**** TEXTO DE LEITURA ****

Recursos providos pelo TJ

É o caso, por exemplo do recurso de apelação interposto por T.A.B. contra sentença que a condenou à pena de seis anos e cinco meses de reclusão, em regime fechado, por tráfico de drogas.

Nas razões recursais, a Defensoria Pública sustentou que as provas foram obtidas de maneira ilegal, pois “a abordagem policial e a busca pessoal ocorreram tão somente diante da existência de uma denúncia anônima”. Por maioria de votos, a Primeira Câmara Criminal do TJMT acolheu o recurso no dia 7 de abril.

Segundo os autos do inquérito policial, no dia 18 de maio de 2021, por volta das 15h30, em Sinop, ao apurar uma denúncia anônima, policiais militares encontraram na mochila de T.A.B. oito porções de entorpecente, totalizando 96 gramas, mais R$ 459,00 em notas trocadas, além de uma balança de precisão, com resquícios de substância que posteriormente testou positivo para cocaína.

“De qualquer forma, as provas amealhadas demonstram que a diligência que
culminou na apreensão do entorpecente e dos demais apetrechos decorreu, exclusivamente, de denúncia anônima, sem agregar outros elementos que viabilizassem a ação policial”, afirmou o desembargador Orlando Perri.

Na decisão, o desembargador explica que não há, nos autos, nenhum relato sobre atos presenciados pelos policiais, nem registro de investigação prévia ou monitoramento, que pudessem amparar a informação de que a ré estaria traficando.

“Apesar de os policiais dizerem que conheciam T.A.B. de outra ocorrência, asseguraram que, daquela vez, nada de ilícito foi encontrado com ela. Não ignoro que a abordagem decorre do poder de polícia inerente à atividade do Poder Público, que, calcada na lei, tem o dever de prevenir delitos e condutas ofensivas à ordem pública. Entretanto, não há como ignorar que nada autorizava a atuação dos policiais na situação retratada nos autos”, assegurou Perri.

Diante disso, o relator acatou o recurso da Defensoria Pública e absolveu a ré do crime, voto seguido pela maioria dos desembargadores da Primeira Câmara Criminal do TJMT.

“Posto isto, provejo o recurso interposto por T.A.B. e reconheço a nulidade das provas obtidas na busca pessoal, assim como de todas as que delas decorreram e, por consequência, a absolvo do crime de tráfico de drogas (art. 33 da Lei n. 111.343/2006), nos termos do art. 386, inciso II, do Código de Processo Penal”, decretou.

****

- **INSTRUÇÕES DA TAREFA**
Responda com base na notícia sobre o recurso julgado pelo TJMT:
1. A que pena a sentença condenou T.A.B.?
2. Em que dia e em qual cidade os policiais militares abordaram T.A.B.?
3. Quantas porções de entorpecente foram encontradas na mochila e qual era o peso total?

**** EXTRATO DE DADOS ****

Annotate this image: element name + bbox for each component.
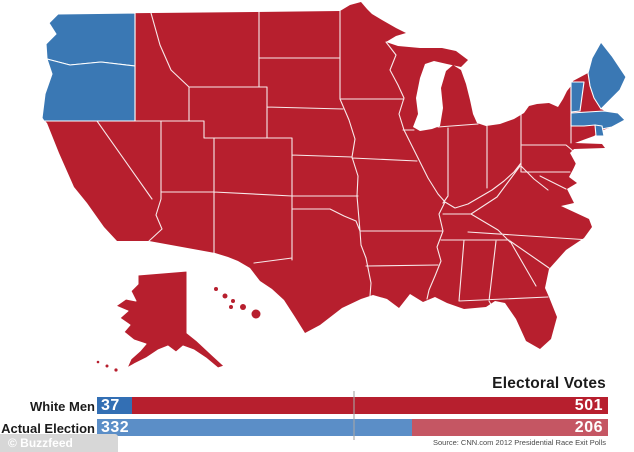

****

- **RESPOSTA CORRETA**
1. A sentença condenou T.A.B. a seis anos e cinco meses de reclusão, em regime fechado, por tráfico de drogas.
2. A abordagem ocorreu no dia 18 de maio de 2021, em Sinop.
3. Foram encontradas oito porções de entorpecente, que totalizavam 96 gramas.